Quoted text:

------------

7 Tips to Instantly Give Your Content Personality

Content with personality sells. Brands spend big bucks developing a distinct voice that makes them stand out. Conversational words engage your prospects instead of putting them to sleep, or worse, buying from someone else. This idea of copy that is personable and professional at the same time is what I built my career on. And here are some tips I’ve learned along the way to help your brand stand out from the pack.

1. Keep words and sentences short.
Big words do not make you sound smart. (I actually had to re-write that sentence. Originally it said, “Big words make you sound pretentious.” I have to keep even myself in check.) Long sentences make you seem boring. Readers, especially savvy web-oriented ones, don’t actually read — they scan. Short sentences keep these scanners more engaged, which leads to more sales. I try to keep most of my sentences to one thought, or clause. Sometimes two. More that that, and I try to break it up into separate sentences. Another way to put this idea is, “write like you talk.”

2. Use contractions.
When we’re talking casually, we use contractions — those “shortcut” words like can’t, won’t, shouldn’t, etc. We say – “I’d love to join you, but I can’t. Maybe next time, when I don’t have a conflict.”  In conversation, we’ll use the non-contracted form when we need to clarify or make a point. For example, “Joe, for the last time, I will not go on a date with you. Please, do not ask me again.” Using contractions instantly lightens the tone of your communications, and (you guessed it) makes your readers feel more engaged with your content.

3. Choose the “sparkle” word.
Which has more personality? “We’re happy to announce…” or “We’re thrilled to announce…” They essentially mean the same thing, but “thrilled” jumps out just a little more because it’s more exact. Happy is generic. It’s probably the first word you’ll reach for. Stretching just a little bit for that vibrant word can make your copy sing.

4. Write in the present tense, active voice, second person.
In non-academic terms, this means – avoid the words “have” or “been” and use the word “you”. Writing in this style is one of the most powerful ways to connect with your reader. It puts them in the here and now. It makes it feel like you’re having a conversation with them through the screen. Compare, for example, these two sentences: “We have enjoyed working with wonderful clients like you.” Versus, “You are a wonderful client. Thank you for your business. It makes ours more fun.” See the difference?

5. Know which (few) grammar rules you can break.

------------

Available data:

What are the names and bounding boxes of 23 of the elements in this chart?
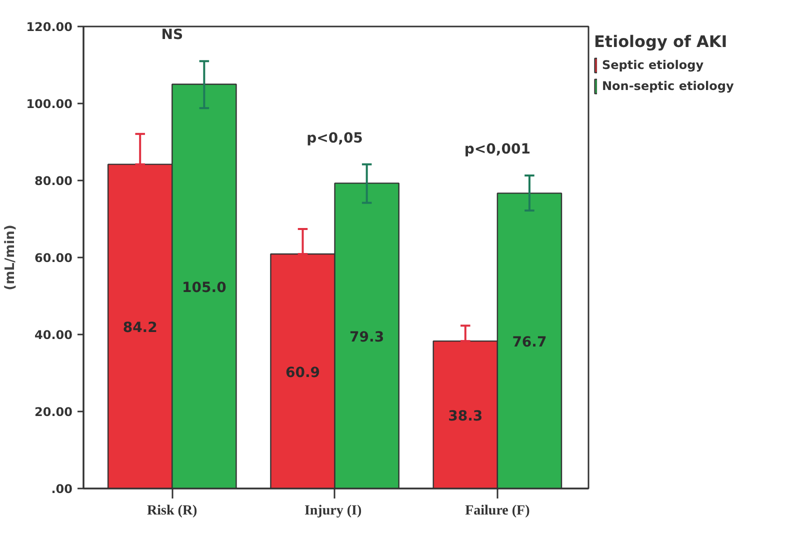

------------

Directive: Write the next part of the piece on giving content personality, picking up right after its last line, the heading on which grammar rules you can break.

Written reply:
On occasion, I’ll start a sentence with “and”. I sometimes end with a preposition, too. That’s because these grammar rules help facilitate the conversational style. But there are some rules that when broken, make you look silly, or stupid, or ignorant. Here’s just a small sampling.

  • Your (you own it) vs. You’re (you are)
  • There (not here) vs. Their (it belongs to them) vs. They’re (they are)
  • Assure (give support) vs. Insure (to buy or sell insurance)
  • Affect (verb) vs. Effect (noun – can you put “the” in front of it?)
  • “A lot” is two words.

There are plenty more, and feel free to vent in the comments below. To keep your writing neat and tidy, try typing your opposing words in a search engine with “vs” between them. You can also check out The Grammar Girl.

6. Accessorize with styles.
Not to sound like your high-school English teacher, but rhetorical styles such as alliteration, metaphor, similes, rhyme, and repetition are marks of great writing. So use them. A word of caution though; too much of any of these styles, and you can easily swing to the other side of the personality pendulum (the one where you sound like an amateur and we don’t want that). It’s best to think of these styles like an accessory — add enough to accentuate your content, but not too much where you overwhelm the message.

7. Read out loud before you publish.
And by “out loud”, I don’t mean “really loud and slow but still in my head”. It means with your voice, at a natural volume. In addition to catching typos, this form of editing is perfect for making sure your content is conversational. Does it sound natural? If there’s a sentence that just doesn’t flow, work with it until it sounds right. Then, give your content to someone who hasn’t read it yet. Ask them to read it out loud. Then, massage any phrases that tripped them up.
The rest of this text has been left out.